━━ Extracted information

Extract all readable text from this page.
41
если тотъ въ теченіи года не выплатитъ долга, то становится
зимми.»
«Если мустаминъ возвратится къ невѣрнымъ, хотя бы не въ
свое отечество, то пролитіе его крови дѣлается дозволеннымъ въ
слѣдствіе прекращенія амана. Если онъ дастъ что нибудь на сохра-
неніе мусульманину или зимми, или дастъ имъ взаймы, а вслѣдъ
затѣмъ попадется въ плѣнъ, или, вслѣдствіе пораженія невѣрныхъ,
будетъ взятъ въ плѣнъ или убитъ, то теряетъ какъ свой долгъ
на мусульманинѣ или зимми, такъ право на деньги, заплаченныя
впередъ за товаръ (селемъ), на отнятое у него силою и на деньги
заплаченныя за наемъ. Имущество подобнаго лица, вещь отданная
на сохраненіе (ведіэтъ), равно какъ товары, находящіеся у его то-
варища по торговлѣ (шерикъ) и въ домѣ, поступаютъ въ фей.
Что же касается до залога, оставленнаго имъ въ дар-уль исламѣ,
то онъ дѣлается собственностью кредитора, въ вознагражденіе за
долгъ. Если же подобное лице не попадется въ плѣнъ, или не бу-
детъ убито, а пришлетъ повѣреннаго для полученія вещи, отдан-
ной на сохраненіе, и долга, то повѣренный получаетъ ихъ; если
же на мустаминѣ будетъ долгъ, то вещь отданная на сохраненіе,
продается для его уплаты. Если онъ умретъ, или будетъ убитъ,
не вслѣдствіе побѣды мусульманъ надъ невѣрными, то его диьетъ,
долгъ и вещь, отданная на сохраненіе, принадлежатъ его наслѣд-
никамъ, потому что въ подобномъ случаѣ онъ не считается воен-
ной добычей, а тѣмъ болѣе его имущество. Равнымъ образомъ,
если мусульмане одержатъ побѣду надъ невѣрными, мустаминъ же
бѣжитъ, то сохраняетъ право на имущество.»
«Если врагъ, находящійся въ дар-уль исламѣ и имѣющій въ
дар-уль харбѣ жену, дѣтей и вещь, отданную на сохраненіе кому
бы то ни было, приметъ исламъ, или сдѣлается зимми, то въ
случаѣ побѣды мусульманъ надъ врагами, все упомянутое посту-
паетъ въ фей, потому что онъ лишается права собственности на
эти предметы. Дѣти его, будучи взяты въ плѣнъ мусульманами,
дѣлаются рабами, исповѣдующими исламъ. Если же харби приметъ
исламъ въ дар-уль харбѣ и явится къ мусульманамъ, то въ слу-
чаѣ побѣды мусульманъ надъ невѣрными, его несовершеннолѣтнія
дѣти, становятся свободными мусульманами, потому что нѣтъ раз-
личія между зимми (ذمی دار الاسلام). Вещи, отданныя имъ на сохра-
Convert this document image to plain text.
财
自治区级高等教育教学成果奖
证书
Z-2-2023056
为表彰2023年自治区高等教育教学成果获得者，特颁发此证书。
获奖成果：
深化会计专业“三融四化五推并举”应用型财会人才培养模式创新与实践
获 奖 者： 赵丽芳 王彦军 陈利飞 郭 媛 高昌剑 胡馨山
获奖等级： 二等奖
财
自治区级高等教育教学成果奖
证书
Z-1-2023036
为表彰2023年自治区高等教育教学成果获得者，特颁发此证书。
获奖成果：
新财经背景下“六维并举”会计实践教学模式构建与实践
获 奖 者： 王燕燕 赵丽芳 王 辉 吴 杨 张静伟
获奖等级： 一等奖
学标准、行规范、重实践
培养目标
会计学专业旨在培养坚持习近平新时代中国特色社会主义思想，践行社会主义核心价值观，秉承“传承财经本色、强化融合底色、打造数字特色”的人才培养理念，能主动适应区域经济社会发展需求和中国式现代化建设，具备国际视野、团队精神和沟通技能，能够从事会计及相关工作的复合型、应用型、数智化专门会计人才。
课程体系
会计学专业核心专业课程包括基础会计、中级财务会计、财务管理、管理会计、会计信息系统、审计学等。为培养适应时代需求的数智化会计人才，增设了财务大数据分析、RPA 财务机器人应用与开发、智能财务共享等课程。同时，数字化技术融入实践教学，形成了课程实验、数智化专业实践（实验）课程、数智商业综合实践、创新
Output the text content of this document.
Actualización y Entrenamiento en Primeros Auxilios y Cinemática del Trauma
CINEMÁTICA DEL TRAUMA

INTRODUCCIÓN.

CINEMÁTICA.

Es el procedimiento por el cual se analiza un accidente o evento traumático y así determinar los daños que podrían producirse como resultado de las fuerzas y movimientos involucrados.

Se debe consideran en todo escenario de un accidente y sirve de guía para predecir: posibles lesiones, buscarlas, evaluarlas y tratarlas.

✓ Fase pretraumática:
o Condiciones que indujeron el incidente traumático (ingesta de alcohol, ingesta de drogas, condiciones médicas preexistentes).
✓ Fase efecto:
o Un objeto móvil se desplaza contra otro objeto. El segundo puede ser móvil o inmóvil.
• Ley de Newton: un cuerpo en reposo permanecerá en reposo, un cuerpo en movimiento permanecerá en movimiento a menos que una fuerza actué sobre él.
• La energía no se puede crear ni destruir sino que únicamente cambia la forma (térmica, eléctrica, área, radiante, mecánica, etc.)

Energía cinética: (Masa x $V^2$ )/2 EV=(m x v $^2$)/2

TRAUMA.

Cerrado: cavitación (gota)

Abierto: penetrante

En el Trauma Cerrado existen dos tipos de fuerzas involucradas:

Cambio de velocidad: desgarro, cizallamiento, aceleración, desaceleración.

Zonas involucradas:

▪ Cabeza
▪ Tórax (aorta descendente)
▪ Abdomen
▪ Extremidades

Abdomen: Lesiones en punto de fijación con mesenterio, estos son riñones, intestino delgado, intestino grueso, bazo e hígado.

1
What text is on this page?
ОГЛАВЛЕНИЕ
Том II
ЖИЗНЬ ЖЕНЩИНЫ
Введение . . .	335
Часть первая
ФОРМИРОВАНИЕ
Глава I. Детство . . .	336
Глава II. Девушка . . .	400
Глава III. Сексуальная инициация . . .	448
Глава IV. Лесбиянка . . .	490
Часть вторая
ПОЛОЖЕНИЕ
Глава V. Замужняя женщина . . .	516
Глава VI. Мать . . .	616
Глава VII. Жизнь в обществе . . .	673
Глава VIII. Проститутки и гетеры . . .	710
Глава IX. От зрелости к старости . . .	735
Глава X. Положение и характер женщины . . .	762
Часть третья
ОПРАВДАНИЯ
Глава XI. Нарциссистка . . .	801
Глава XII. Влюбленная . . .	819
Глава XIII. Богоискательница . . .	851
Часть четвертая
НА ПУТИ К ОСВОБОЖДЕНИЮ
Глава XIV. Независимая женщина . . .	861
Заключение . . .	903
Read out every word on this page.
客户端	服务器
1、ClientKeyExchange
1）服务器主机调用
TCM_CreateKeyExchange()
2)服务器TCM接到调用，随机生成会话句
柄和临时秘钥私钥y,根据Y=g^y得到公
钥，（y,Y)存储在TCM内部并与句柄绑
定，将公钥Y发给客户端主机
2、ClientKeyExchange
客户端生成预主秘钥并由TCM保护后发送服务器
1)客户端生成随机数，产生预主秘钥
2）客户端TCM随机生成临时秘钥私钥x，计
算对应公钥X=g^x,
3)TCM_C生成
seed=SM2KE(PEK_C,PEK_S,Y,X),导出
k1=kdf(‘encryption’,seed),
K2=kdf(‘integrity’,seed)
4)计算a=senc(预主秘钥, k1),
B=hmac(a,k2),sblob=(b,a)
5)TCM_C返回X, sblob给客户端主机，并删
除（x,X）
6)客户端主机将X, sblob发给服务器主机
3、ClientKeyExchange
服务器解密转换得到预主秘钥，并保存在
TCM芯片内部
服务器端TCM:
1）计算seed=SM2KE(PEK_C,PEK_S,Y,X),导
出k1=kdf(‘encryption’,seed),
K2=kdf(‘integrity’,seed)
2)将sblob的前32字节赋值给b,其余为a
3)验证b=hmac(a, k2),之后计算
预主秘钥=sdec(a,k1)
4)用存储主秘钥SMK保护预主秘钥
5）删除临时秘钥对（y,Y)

━━━━

◆ Set task
Search the records above for the string "потому". Copy every line that contains it.

◆ Full answer
никамъ, потому что въ подобномъ случаѣ онъ не считается воен-
паетъ въ фей, потому что онъ лишается права собственности на
дѣти, становятся свободными мусульманами, потому что нѣтъ раз-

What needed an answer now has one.